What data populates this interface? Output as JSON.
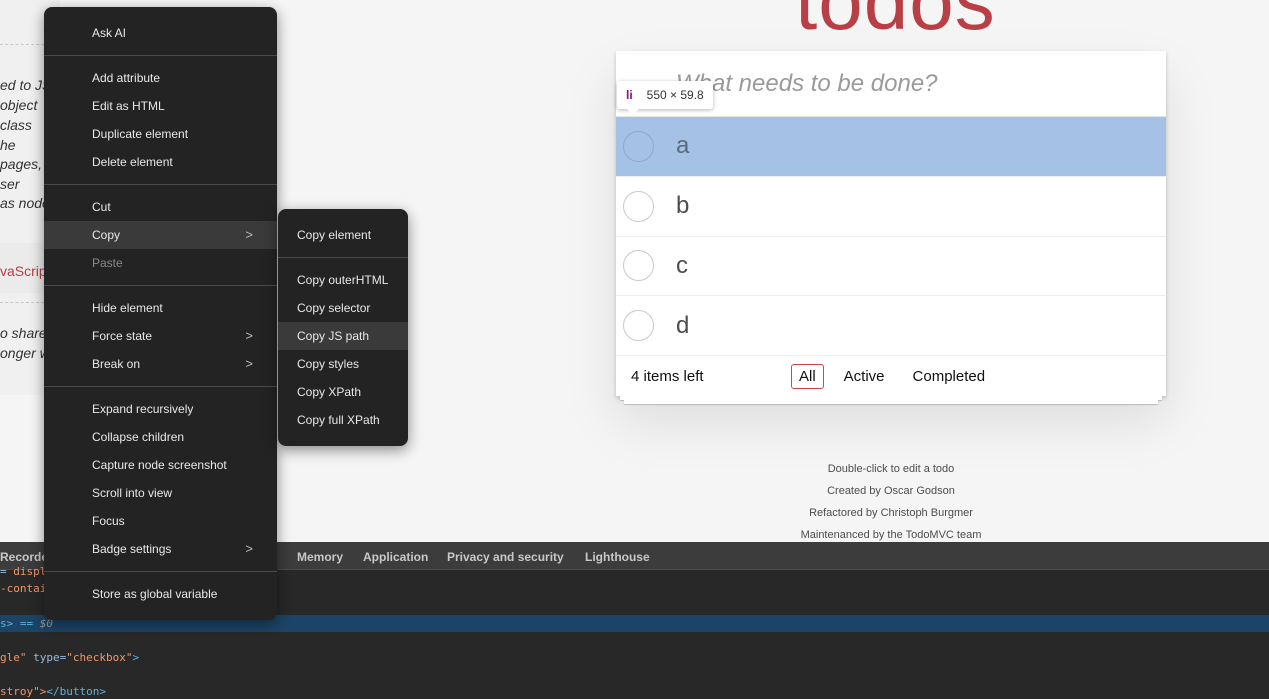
{
  "left_panel": {
    "lines": [
      "ed to JS",
      " object",
      "class",
      "he",
      "pages,",
      "ser",
      "as node"
    ],
    "red_text": "vaScrip",
    "lines2": [
      "o share,",
      "onger w"
    ]
  },
  "app": {
    "title": "todos",
    "new_todo_placeholder": "What needs to be done?",
    "items": [
      {
        "label": "a",
        "highlighted": true
      },
      {
        "label": "b"
      },
      {
        "label": "c"
      },
      {
        "label": "d"
      }
    ],
    "footer": {
      "count": "4 items left",
      "filters": [
        "All",
        "Active",
        "Completed"
      ],
      "selected_filter": "All"
    },
    "info": [
      "Double-click to edit a todo",
      "Created by Oscar Godson",
      "Refactored by Christoph Burgmer",
      "Maintenanced by the TodoMVC team"
    ]
  },
  "inspect_tooltip": {
    "tag": "li",
    "dims": "550 × 59.8"
  },
  "devtools": {
    "tabs": [
      "Recorder",
      "Memory",
      "Application",
      "Privacy and security",
      "Lighthouse"
    ],
    "code": {
      "line1_a": "= ",
      "line1_b": "displ",
      "line2": "-contai",
      "line3_a": "s> == ",
      "line3_b": "$0",
      "line4_a": "gle\"",
      "line4_attr": " type=",
      "line4_val": "\"checkbox\"",
      "line4_end": ">",
      "line5_a": "stroy\">",
      "line5_b": "</button>"
    }
  },
  "context_menu": {
    "items": {
      "ask_ai": "Ask AI",
      "add_attribute": "Add attribute",
      "edit_as_html": "Edit as HTML",
      "duplicate_element": "Duplicate element",
      "delete_element": "Delete element",
      "cut": "Cut",
      "copy": "Copy",
      "paste": "Paste",
      "hide_element": "Hide element",
      "force_state": "Force state",
      "break_on": "Break on",
      "expand_recursively": "Expand recursively",
      "collapse_children": "Collapse children",
      "capture_node_screenshot": "Capture node screenshot",
      "scroll_into_view": "Scroll into view",
      "focus": "Focus",
      "badge_settings": "Badge settings",
      "store_as_global_variable": "Store as global variable"
    },
    "submenu_arrow": ">"
  },
  "copy_submenu": {
    "items": {
      "copy_element": "Copy element",
      "copy_outerhtml": "Copy outerHTML",
      "copy_selector": "Copy selector",
      "copy_js_path": "Copy JS path",
      "copy_styles": "Copy styles",
      "copy_xpath": "Copy XPath",
      "copy_full_xpath": "Copy full XPath"
    },
    "active": "Copy JS path"
  }
}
::::::
(Exercise details):
Copy the whole of the material above exactly, but not its images.

(Written answer):
What data populates this interface? Output as JSON.
{
  "left_panel": {
    "lines": [
      "ed to JS",
      " object",
      "class",
      "he",
      "pages,",
      "ser",
      "as node"
    ],
    "red_text": "vaScrip",
    "lines2": [
      "o share,",
      "onger w"
    ]
  },
  "app": {
    "title": "todos",
    "new_todo_placeholder": "What needs to be done?",
    "items": [
      {
        "label": "a",
        "highlighted": true
      },
      {
        "label": "b"
      },
      {
        "label": "c"
      },
      {
        "label": "d"
      }
    ],
    "footer": {
      "count": "4 items left",
      "filters": [
        "All",
        "Active",
        "Completed"
      ],
      "selected_filter": "All"
    },
    "info": [
      "Double-click to edit a todo",
      "Created by Oscar Godson",
      "Refactored by Christoph Burgmer",
      "Maintenanced by the TodoMVC team"
    ]
  },
  "inspect_tooltip": {
    "tag": "li",
    "dims": "550 × 59.8"
  },
  "devtools": {
    "tabs": [
      "Recorder",
      "Memory",
      "Application",
      "Privacy and security",
      "Lighthouse"
    ],
    "code": {
      "line1_a": "= ",
      "line1_b": "displ",
      "line2": "-contai",
      "line3_a": "s> == ",
      "line3_b": "$0",
      "line4_a": "gle\"",
      "line4_attr": " type=",
      "line4_val": "\"checkbox\"",
      "line4_end": ">",
      "line5_a": "stroy\">",
      "line5_b": "</button>"
    }
  },
  "context_menu": {
    "items": {
      "ask_ai": "Ask AI",
      "add_attribute": "Add attribute",
      "edit_as_html": "Edit as HTML",
      "duplicate_element": "Duplicate element",
      "delete_element": "Delete element",
      "cut": "Cut",
      "copy": "Copy",
      "paste": "Paste",
      "hide_element": "Hide element",
      "force_state": "Force state",
      "break_on": "Break on",
      "expand_recursively": "Expand recursively",
      "collapse_children": "Collapse children",
      "capture_node_screenshot": "Capture node screenshot",
      "scroll_into_view": "Scroll into view",
      "focus": "Focus",
      "badge_settings": "Badge settings",
      "store_as_global_variable": "Store as global variable"
    },
    "submenu_arrow": ">"
  },
  "copy_submenu": {
    "items": {
      "copy_element": "Copy element",
      "copy_outerhtml": "Copy outerHTML",
      "copy_selector": "Copy selector",
      "copy_js_path": "Copy JS path",
      "copy_styles": "Copy styles",
      "copy_xpath": "Copy XPath",
      "copy_full_xpath": "Copy full XPath"
    },
    "active": "Copy JS path"
  }
}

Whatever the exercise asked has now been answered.